## Saved entries
┏━━
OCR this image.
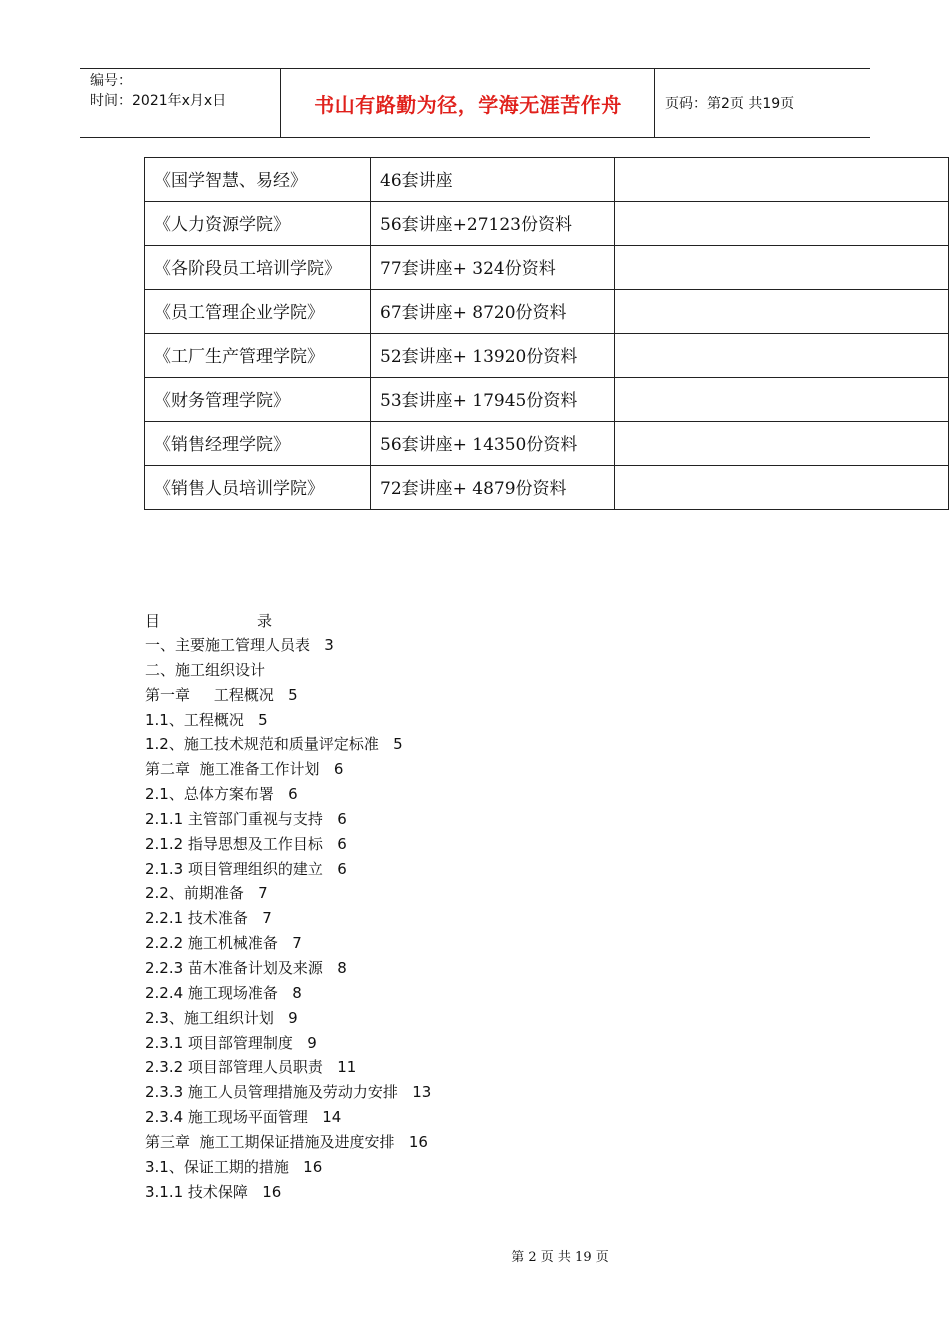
编号：
时间：2021年x月x日	书山有路勤为径，学海无涯苦作舟	页码：第2页 共19页
《国学智慧、易经》	46套讲座	
《人力资源学院》	56套讲座+27123份资料	
《各阶段员工培训学院》	77套讲座+ 324份资料	
《员工管理企业学院》	67套讲座+ 8720份资料	
《工厂生产管理学院》	52套讲座+ 13920份资料	
《财务管理学院》	53套讲座+ 17945份资料	
《销售经理学院》	56套讲座+ 14350份资料	
《销售人员培训学院》	72套讲座+ 4879份资料	
目	录
一、主要施工管理人员表   3
二、施工组织设计
第一章     工程概况   5
1.1、工程概况   5
1.2、施工技术规范和质量评定标准   5
第二章  施工准备工作计划   6
2.1、总体方案布署   6
2.1.1 主管部门重视与支持   6
2.1.2 指导思想及工作目标   6
2.1.3 项目管理组织的建立   6
2.2、前期准备   7
2.2.1 技术准备   7
2.2.2 施工机械准备   7
2.2.3 苗木准备计划及来源   8
2.2.4 施工现场准备   8
2.3、施工组织计划   9
2.3.1 项目部管理制度   9
2.3.2 项目部管理人员职责   11
2.3.3 施工人员管理措施及劳动力安排   13
2.3.4 施工现场平面管理   14
第三章  施工工期保证措施及进度安排   16
3.1、保证工期的措施   16
3.1.1 技术保障   16
第 2 页 共 19 页
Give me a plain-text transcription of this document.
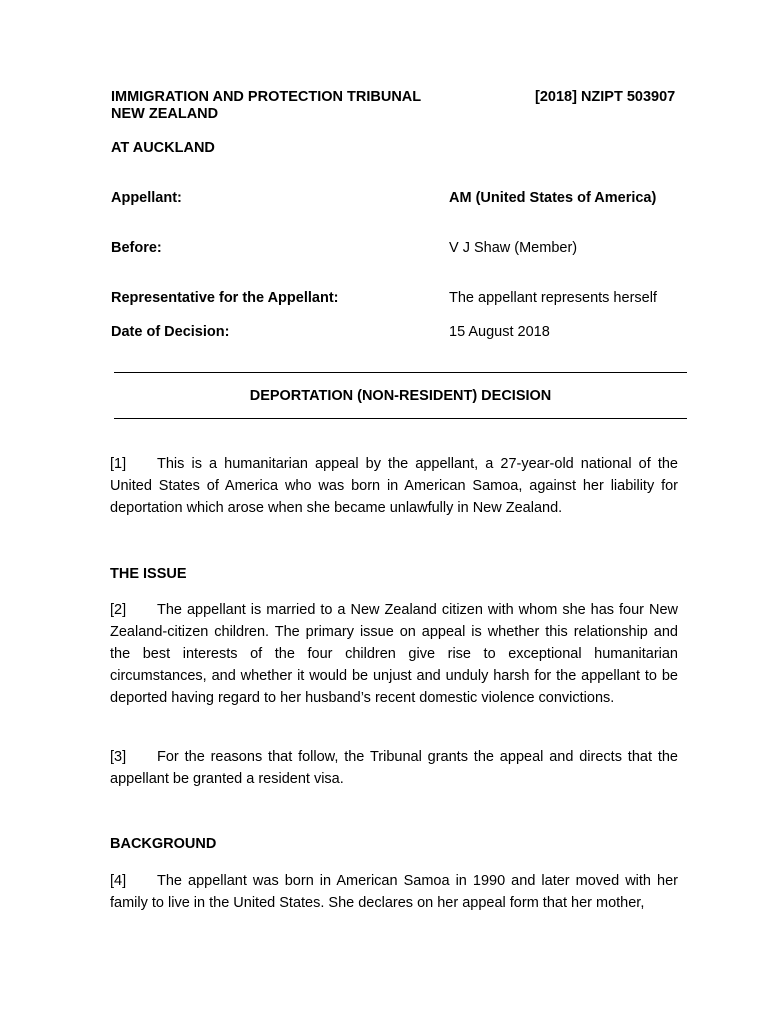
IMMIGRATION AND PROTECTION TRIBUNAL
NEW ZEALAND
[2018] NZIPT 503907
AT AUCKLAND
Appellant:	AM (United States of America)
Before:	V J Shaw (Member)
Representative for the Appellant:	The appellant represents herself
Date of Decision:	15 August 2018
DEPORTATION (NON-RESIDENT) DECISION
[1] This is a humanitarian appeal by the appellant, a 27-year-old national of the United States of America who was born in American Samoa, against her liability for deportation which arose when she became unlawfully in New Zealand.
THE ISSUE
[2] The appellant is married to a New Zealand citizen with whom she has four New Zealand-citizen children. The primary issue on appeal is whether this relationship and the best interests of the four children give rise to exceptional humanitarian circumstances, and whether it would be unjust and unduly harsh for the appellant to be deported having regard to her husband’s recent domestic violence convictions.
[3] For the reasons that follow, the Tribunal grants the appeal and directs that the appellant be granted a resident visa.
BACKGROUND
[4] The appellant was born in American Samoa in 1990 and later moved with her family to live in the United States. She declares on her appeal form that her mother,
┗━━
## AIM OF THE EXERCISE
Take the listing above and print it exactly, apart from the pictures.

## RESPONSE BELOW
OCR this image.
编号：
时间：2021年x月x日	书山有路勤为径，学海无涯苦作舟	页码：第2页 共19页
《国学智慧、易经》	46套讲座	
《人力资源学院》	56套讲座+27123份资料	
《各阶段员工培训学院》	77套讲座+ 324份资料	
《员工管理企业学院》	67套讲座+ 8720份资料	
《工厂生产管理学院》	52套讲座+ 13920份资料	
《财务管理学院》	53套讲座+ 17945份资料	
《销售经理学院》	56套讲座+ 14350份资料	
《销售人员培训学院》	72套讲座+ 4879份资料	
目	录
一、主要施工管理人员表   3
二、施工组织设计
第一章     工程概况   5
1.1、工程概况   5
1.2、施工技术规范和质量评定标准   5
第二章  施工准备工作计划   6
2.1、总体方案布署   6
2.1.1 主管部门重视与支持   6
2.1.2 指导思想及工作目标   6
2.1.3 项目管理组织的建立   6
2.2、前期准备   7
2.2.1 技术准备   7
2.2.2 施工机械准备   7
2.2.3 苗木准备计划及来源   8
2.2.4 施工现场准备   8
2.3、施工组织计划   9
2.3.1 项目部管理制度   9
2.3.2 项目部管理人员职责   11
2.3.3 施工人员管理措施及劳动力安排   13
2.3.4 施工现场平面管理   14
第三章  施工工期保证措施及进度安排   16
3.1、保证工期的措施   16
3.1.1 技术保障   16
第 2 页 共 19 页
Give me a plain-text transcription of this document.
IMMIGRATION AND PROTECTION TRIBUNAL
NEW ZEALAND
[2018] NZIPT 503907
AT AUCKLAND
Appellant:	AM (United States of America)
Before:	V J Shaw (Member)
Representative for the Appellant:	The appellant represents herself
Date of Decision:	15 August 2018
DEPORTATION (NON-RESIDENT) DECISION
[1] This is a humanitarian appeal by the appellant, a 27-year-old national of the United States of America who was born in American Samoa, against her liability for deportation which arose when she became unlawfully in New Zealand.
THE ISSUE
[2] The appellant is married to a New Zealand citizen with whom she has four New Zealand-citizen children. The primary issue on appeal is whether this relationship and the best interests of the four children give rise to exceptional humanitarian circumstances, and whether it would be unjust and unduly harsh for the appellant to be deported having regard to her husband’s recent domestic violence convictions.
[3] For the reasons that follow, the Tribunal grants the appeal and directs that the appellant be granted a resident visa.
BACKGROUND
[4] The appellant was born in American Samoa in 1990 and later moved with her family to live in the United States. She declares on her appeal form that her mother,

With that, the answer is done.